• Problem: Answer with one number only: the number of lines that include the word "Weight".

• Exercise inputs:
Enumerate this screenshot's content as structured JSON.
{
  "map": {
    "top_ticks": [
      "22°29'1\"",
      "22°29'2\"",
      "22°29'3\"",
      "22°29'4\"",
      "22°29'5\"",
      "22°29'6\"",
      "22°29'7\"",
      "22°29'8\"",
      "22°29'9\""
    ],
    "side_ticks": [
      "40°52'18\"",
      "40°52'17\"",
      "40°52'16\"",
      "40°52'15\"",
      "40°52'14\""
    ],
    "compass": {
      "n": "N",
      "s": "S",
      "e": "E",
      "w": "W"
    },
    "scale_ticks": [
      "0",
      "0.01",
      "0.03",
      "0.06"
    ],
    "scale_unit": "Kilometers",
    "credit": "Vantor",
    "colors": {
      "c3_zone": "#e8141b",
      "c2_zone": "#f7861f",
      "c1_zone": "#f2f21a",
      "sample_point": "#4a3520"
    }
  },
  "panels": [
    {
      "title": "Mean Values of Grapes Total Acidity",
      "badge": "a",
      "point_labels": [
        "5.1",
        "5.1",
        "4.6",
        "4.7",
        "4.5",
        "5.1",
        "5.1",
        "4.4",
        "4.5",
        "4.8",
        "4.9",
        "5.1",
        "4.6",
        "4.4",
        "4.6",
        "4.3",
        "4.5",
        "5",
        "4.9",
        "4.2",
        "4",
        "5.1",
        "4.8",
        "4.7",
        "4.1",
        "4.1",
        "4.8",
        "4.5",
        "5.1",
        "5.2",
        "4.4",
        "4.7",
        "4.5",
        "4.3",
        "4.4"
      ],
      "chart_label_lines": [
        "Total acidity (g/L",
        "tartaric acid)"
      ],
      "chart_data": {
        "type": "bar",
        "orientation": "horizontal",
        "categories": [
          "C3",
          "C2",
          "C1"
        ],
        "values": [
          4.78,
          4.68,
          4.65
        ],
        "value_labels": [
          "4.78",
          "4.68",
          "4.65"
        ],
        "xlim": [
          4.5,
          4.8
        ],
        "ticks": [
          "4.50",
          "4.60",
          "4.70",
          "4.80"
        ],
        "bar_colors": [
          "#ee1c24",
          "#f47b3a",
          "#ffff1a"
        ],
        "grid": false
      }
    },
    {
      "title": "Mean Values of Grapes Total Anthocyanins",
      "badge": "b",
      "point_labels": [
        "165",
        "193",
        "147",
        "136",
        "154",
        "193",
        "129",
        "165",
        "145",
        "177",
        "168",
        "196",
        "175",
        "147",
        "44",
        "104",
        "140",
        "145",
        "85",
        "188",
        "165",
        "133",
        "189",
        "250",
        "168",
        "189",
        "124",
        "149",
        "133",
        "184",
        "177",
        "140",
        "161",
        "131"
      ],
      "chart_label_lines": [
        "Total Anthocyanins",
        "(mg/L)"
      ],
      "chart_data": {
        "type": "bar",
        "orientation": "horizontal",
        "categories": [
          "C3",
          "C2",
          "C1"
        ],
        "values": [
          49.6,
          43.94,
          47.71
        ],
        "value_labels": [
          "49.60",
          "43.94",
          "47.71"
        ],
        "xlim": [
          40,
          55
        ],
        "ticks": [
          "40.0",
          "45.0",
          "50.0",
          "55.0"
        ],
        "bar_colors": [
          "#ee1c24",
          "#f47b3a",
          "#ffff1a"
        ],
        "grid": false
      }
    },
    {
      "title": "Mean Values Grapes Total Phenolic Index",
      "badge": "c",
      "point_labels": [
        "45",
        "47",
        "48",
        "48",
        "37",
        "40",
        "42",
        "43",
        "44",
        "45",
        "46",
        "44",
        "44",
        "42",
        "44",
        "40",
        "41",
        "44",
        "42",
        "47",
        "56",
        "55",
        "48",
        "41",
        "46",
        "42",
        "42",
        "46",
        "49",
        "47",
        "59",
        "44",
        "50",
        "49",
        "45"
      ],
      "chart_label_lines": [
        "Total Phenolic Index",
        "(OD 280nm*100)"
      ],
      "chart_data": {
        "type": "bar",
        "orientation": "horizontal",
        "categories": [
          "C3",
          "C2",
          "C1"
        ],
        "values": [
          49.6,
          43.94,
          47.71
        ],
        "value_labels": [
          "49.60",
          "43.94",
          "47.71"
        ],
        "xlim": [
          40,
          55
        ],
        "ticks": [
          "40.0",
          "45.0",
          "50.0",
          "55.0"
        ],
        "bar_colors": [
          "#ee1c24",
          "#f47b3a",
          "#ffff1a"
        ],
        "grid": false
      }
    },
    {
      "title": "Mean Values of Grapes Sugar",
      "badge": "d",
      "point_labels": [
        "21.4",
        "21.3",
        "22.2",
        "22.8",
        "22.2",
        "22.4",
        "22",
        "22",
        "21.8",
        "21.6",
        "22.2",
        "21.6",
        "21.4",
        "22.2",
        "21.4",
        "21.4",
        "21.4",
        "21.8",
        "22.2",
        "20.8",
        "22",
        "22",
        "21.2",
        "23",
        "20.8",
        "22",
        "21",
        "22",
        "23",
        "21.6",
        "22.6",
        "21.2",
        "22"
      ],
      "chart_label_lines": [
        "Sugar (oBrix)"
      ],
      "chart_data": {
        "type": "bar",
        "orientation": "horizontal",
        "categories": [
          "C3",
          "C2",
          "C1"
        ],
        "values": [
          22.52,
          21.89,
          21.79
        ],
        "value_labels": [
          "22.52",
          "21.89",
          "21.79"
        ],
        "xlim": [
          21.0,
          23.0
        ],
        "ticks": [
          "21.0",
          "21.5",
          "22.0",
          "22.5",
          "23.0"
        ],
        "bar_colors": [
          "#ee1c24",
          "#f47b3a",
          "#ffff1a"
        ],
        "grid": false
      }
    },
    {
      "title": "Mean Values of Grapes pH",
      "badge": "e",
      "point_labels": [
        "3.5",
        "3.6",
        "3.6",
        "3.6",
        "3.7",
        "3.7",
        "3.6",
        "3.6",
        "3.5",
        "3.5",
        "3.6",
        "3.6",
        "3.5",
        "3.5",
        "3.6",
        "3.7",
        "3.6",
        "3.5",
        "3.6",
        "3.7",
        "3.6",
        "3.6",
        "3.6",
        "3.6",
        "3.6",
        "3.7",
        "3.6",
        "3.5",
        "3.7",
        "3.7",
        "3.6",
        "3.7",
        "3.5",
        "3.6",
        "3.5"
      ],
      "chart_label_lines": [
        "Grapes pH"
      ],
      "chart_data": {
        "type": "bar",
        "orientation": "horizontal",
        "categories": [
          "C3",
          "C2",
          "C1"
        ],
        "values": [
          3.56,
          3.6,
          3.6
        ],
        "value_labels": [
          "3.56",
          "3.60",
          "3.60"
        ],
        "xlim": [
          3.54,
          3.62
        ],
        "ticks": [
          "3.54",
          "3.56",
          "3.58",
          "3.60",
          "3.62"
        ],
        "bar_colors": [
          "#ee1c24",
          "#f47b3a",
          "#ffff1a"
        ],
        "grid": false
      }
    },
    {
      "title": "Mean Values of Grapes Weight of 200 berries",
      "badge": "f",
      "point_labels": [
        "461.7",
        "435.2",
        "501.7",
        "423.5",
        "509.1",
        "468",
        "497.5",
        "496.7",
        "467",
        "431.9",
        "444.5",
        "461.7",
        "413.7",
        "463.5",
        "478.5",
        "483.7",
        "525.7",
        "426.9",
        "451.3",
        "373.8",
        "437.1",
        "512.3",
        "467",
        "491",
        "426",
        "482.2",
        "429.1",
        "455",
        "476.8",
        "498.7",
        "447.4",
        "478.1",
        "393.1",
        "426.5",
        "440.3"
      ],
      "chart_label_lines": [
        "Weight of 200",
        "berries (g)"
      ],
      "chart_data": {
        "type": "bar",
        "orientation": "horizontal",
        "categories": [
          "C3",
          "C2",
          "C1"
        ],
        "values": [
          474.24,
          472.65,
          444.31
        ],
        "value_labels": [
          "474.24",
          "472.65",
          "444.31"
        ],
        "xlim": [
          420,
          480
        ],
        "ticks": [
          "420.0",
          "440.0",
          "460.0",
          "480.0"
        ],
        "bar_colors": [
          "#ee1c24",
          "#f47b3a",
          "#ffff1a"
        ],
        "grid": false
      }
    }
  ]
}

• Result of the task: 2